- _Brief_: Repeat the lines below exactly as they appear, but leave out the images.

══ Task input

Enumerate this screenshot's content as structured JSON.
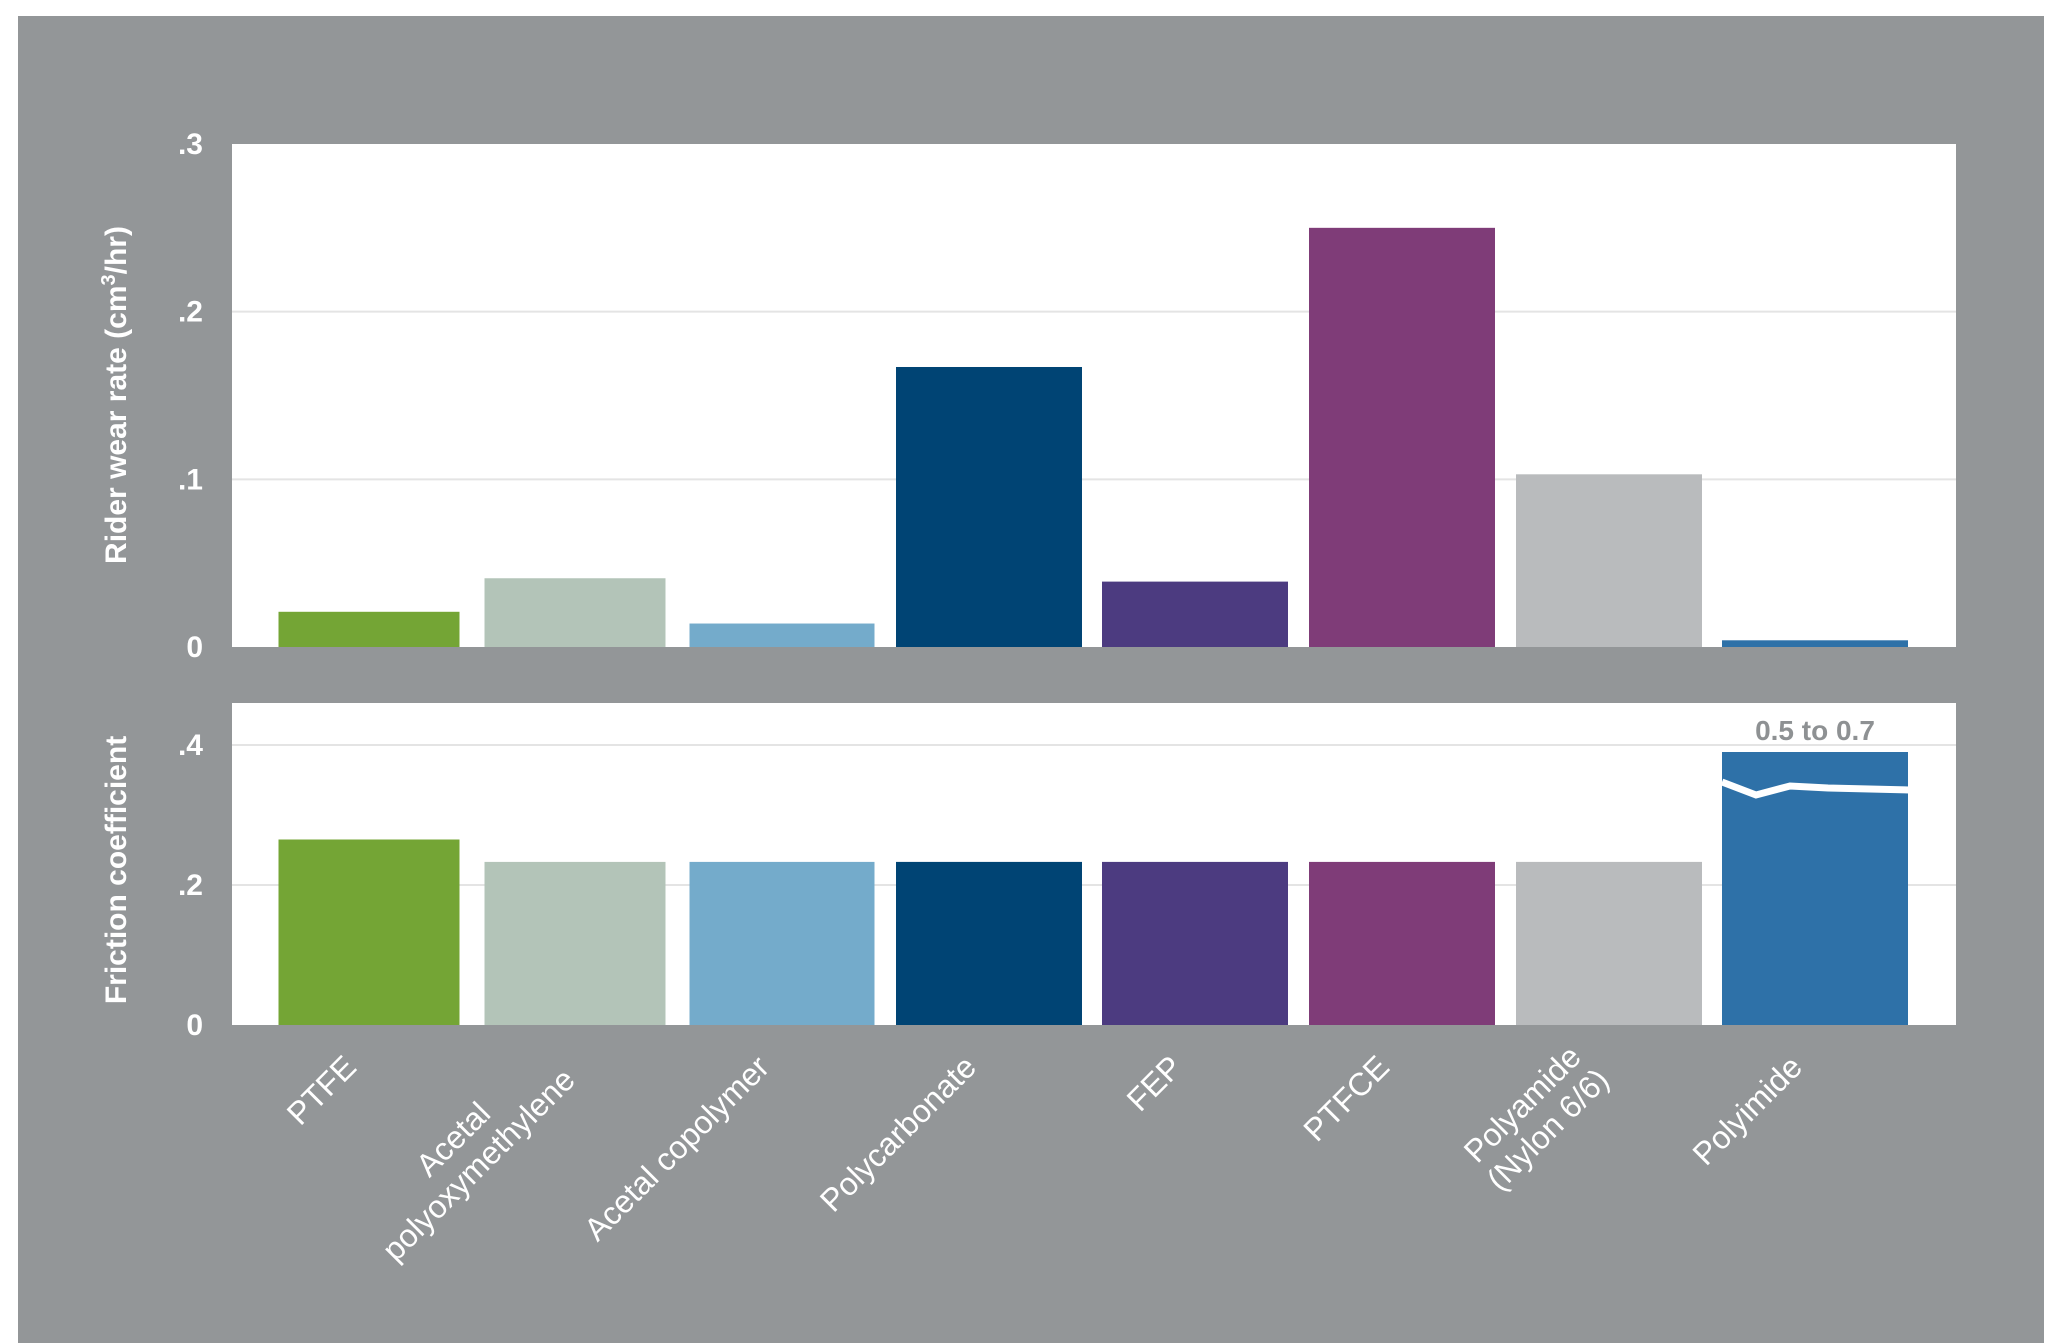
{
  "chart_data": [
    {
      "type": "bar",
      "title": "",
      "xlabel": "",
      "ylabel_main": "Rider wear rate (cm",
      "ylabel_sup": "3",
      "ylabel_tail": "/hr)",
      "ylim": [
        0,
        0.3
      ],
      "y_ticks": [
        0,
        0.1,
        0.2,
        0.3
      ],
      "y_tick_labels": [
        "0",
        ".1",
        ".2",
        ".3"
      ],
      "grid": true,
      "categories": [
        "PTFE",
        "Acetal polyoxymethylene",
        "Acetal copolymer",
        "Polycarbonate",
        "FEP",
        "PTFCE",
        "Polyamide (Nylon 6/6)",
        "Polyimide"
      ],
      "values": [
        0.021,
        0.041,
        0.014,
        0.167,
        0.039,
        0.25,
        0.103,
        0.004
      ]
    },
    {
      "type": "bar",
      "title": "",
      "ylabel": "Friction coefficient",
      "ylim": [
        0,
        0.46
      ],
      "y_ticks": [
        0,
        0.2,
        0.4
      ],
      "y_tick_labels": [
        "0",
        ".2",
        ".4"
      ],
      "grid": true,
      "categories": [
        "PTFE",
        "Acetal polyoxymethylene",
        "Acetal copolymer",
        "Polycarbonate",
        "FEP",
        "PTFCE",
        "Polyamide (Nylon 6/6)",
        "Polyimide"
      ],
      "values": [
        0.265,
        0.233,
        0.233,
        0.233,
        0.233,
        0.233,
        0.233,
        0.39
      ],
      "annotation": {
        "category": "Polyimide",
        "text": "0.5 to 0.7",
        "axis_break": true
      }
    }
  ],
  "x_tick_lines": [
    [
      "PTFE"
    ],
    [
      "Acetal",
      "polyoxymethylene"
    ],
    [
      "Acetal copolymer"
    ],
    [
      "Polycarbonate"
    ],
    [
      "FEP"
    ],
    [
      "PTFCE"
    ],
    [
      "Polyamide",
      "(Nylon 6/6)"
    ],
    [
      "Polyimide"
    ]
  ],
  "colors": {
    "background": "#939698",
    "plot_background": "#ffffff",
    "gridline": "#e4e4e4",
    "text": "#ffffff",
    "annotation_text": "#8e9193",
    "bars": [
      "#74a535",
      "#b3c4b8",
      "#74abcb",
      "#004474",
      "#4c3b80",
      "#7f3c78",
      "#b9bbbd",
      "#2e71a8"
    ]
  }
}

════

- _Response_:
Enumerate this screenshot's content as structured JSON.
{
  "chart_data": [
    {
      "type": "bar",
      "title": "",
      "xlabel": "",
      "ylabel_main": "Rider wear rate (cm",
      "ylabel_sup": "3",
      "ylabel_tail": "/hr)",
      "ylim": [
        0,
        0.3
      ],
      "y_ticks": [
        0,
        0.1,
        0.2,
        0.3
      ],
      "y_tick_labels": [
        "0",
        ".1",
        ".2",
        ".3"
      ],
      "grid": true,
      "categories": [
        "PTFE",
        "Acetal polyoxymethylene",
        "Acetal copolymer",
        "Polycarbonate",
        "FEP",
        "PTFCE",
        "Polyamide (Nylon 6/6)",
        "Polyimide"
      ],
      "values": [
        0.021,
        0.041,
        0.014,
        0.167,
        0.039,
        0.25,
        0.103,
        0.004
      ]
    },
    {
      "type": "bar",
      "title": "",
      "ylabel": "Friction coefficient",
      "ylim": [
        0,
        0.46
      ],
      "y_ticks": [
        0,
        0.2,
        0.4
      ],
      "y_tick_labels": [
        "0",
        ".2",
        ".4"
      ],
      "grid": true,
      "categories": [
        "PTFE",
        "Acetal polyoxymethylene",
        "Acetal copolymer",
        "Polycarbonate",
        "FEP",
        "PTFCE",
        "Polyamide (Nylon 6/6)",
        "Polyimide"
      ],
      "values": [
        0.265,
        0.233,
        0.233,
        0.233,
        0.233,
        0.233,
        0.233,
        0.39
      ],
      "annotation": {
        "category": "Polyimide",
        "text": "0.5 to 0.7",
        "axis_break": true
      }
    }
  ],
  "x_tick_lines": [
    [
      "PTFE"
    ],
    [
      "Acetal",
      "polyoxymethylene"
    ],
    [
      "Acetal copolymer"
    ],
    [
      "Polycarbonate"
    ],
    [
      "FEP"
    ],
    [
      "PTFCE"
    ],
    [
      "Polyamide",
      "(Nylon 6/6)"
    ],
    [
      "Polyimide"
    ]
  ],
  "colors": {
    "background": "#939698",
    "plot_background": "#ffffff",
    "gridline": "#e4e4e4",
    "text": "#ffffff",
    "annotation_text": "#8e9193",
    "bars": [
      "#74a535",
      "#b3c4b8",
      "#74abcb",
      "#004474",
      "#4c3b80",
      "#7f3c78",
      "#b9bbbd",
      "#2e71a8"
    ]
  }
}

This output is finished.